Where a line of the listing below includes the word "oder", reproduce that line.

— BEGIN —

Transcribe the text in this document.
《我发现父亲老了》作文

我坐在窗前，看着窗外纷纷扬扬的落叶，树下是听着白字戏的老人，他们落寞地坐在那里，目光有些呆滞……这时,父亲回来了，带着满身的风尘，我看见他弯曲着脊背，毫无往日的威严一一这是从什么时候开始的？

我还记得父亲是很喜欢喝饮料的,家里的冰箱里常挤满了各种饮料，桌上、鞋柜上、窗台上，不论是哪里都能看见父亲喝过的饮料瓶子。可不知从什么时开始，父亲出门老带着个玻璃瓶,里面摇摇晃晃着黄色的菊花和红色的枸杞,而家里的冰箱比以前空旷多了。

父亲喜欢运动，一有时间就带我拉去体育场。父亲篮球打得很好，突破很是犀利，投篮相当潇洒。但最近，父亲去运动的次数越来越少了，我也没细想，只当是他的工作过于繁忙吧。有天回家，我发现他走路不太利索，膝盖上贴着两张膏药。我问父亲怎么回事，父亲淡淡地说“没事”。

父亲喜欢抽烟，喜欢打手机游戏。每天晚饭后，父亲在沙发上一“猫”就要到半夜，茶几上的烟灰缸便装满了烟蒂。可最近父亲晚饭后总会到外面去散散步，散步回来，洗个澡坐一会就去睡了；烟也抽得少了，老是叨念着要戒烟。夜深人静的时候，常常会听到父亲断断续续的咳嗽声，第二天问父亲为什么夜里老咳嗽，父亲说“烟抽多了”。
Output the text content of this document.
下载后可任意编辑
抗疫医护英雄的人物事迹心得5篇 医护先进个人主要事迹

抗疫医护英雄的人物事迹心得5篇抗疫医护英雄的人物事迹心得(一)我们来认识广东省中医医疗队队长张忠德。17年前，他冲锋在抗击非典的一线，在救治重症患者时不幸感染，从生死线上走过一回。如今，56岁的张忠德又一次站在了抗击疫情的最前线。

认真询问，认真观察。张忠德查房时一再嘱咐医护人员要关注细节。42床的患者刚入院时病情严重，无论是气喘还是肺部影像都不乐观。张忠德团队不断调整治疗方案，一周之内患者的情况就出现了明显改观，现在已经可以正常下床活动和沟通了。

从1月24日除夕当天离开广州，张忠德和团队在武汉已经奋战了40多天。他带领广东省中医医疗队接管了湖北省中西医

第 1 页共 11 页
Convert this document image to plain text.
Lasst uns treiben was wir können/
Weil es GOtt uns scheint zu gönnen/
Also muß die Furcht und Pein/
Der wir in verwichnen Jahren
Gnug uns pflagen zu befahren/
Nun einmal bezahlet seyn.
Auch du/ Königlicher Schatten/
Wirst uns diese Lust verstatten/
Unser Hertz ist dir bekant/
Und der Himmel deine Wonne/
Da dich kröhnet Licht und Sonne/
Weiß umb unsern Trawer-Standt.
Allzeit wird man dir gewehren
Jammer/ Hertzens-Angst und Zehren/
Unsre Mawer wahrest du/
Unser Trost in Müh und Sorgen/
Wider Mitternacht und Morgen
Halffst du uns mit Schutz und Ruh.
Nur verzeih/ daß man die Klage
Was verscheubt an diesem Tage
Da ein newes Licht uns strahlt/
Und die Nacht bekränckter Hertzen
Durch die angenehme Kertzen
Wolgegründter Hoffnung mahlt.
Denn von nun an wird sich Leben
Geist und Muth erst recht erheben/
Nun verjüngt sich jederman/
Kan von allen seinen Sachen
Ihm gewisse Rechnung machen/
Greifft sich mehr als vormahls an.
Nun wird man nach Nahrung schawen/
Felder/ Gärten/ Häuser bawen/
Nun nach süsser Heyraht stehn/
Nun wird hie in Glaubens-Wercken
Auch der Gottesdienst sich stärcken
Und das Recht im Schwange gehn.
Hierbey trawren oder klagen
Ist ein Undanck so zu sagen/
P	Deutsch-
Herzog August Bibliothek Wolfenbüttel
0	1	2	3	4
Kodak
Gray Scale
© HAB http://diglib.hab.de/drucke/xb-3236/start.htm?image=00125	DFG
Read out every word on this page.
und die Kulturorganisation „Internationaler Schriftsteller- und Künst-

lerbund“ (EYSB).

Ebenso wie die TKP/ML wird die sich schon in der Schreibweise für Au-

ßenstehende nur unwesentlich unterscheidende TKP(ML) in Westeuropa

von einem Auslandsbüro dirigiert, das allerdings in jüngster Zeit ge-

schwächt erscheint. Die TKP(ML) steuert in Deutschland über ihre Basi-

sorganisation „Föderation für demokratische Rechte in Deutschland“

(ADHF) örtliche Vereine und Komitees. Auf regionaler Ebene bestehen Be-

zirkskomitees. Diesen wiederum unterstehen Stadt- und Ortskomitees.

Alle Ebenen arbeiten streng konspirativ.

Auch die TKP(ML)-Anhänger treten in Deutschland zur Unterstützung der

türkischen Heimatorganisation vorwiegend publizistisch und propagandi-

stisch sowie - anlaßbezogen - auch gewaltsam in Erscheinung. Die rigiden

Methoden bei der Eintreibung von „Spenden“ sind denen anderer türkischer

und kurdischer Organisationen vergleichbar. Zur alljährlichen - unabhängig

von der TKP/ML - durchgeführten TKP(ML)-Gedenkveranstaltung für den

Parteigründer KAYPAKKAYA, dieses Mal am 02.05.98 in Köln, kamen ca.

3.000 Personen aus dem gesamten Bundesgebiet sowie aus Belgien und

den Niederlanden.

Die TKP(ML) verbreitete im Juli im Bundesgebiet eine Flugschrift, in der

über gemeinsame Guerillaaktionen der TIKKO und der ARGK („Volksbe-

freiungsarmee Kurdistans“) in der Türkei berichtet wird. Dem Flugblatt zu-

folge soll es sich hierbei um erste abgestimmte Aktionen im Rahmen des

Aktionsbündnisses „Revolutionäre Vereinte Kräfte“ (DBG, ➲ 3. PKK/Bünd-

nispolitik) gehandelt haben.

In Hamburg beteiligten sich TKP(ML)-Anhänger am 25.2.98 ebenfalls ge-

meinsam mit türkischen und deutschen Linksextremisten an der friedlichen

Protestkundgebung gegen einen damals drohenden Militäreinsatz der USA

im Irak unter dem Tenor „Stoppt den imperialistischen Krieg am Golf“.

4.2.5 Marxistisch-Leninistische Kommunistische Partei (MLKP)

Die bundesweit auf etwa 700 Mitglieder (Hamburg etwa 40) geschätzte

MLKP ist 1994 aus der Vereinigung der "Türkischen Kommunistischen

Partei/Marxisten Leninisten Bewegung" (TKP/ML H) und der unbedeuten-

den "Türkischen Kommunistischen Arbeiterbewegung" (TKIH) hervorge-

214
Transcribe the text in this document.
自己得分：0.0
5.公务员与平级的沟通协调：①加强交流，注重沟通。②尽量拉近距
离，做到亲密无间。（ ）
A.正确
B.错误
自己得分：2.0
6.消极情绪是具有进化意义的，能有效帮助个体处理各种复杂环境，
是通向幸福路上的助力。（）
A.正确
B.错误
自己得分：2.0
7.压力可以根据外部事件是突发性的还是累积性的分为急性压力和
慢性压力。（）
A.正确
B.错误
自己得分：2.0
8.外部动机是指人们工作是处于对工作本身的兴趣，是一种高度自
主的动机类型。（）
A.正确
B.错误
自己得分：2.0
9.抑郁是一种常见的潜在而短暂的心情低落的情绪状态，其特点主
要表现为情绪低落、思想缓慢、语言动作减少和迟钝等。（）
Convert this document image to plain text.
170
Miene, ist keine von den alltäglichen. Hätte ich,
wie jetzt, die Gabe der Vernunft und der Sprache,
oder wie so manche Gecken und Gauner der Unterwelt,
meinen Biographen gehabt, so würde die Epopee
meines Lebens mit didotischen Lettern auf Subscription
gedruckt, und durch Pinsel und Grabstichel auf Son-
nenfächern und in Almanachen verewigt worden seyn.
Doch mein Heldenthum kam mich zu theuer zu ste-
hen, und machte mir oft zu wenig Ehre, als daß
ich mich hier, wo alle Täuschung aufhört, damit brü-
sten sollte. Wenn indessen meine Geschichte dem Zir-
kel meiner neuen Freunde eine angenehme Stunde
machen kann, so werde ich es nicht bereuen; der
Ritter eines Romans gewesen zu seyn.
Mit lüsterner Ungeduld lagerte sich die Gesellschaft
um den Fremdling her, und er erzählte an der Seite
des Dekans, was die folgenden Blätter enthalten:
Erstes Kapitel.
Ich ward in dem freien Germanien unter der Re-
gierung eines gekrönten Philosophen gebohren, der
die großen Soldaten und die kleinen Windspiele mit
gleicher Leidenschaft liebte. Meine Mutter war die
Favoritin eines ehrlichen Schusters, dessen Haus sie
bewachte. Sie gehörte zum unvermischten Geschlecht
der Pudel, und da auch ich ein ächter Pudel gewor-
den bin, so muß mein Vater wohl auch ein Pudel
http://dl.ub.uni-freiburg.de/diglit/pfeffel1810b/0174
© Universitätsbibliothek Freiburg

— END —

The output
Hierbey trawren oder klagen
oder wie so manche Gecken und Gauner der Unterwelt,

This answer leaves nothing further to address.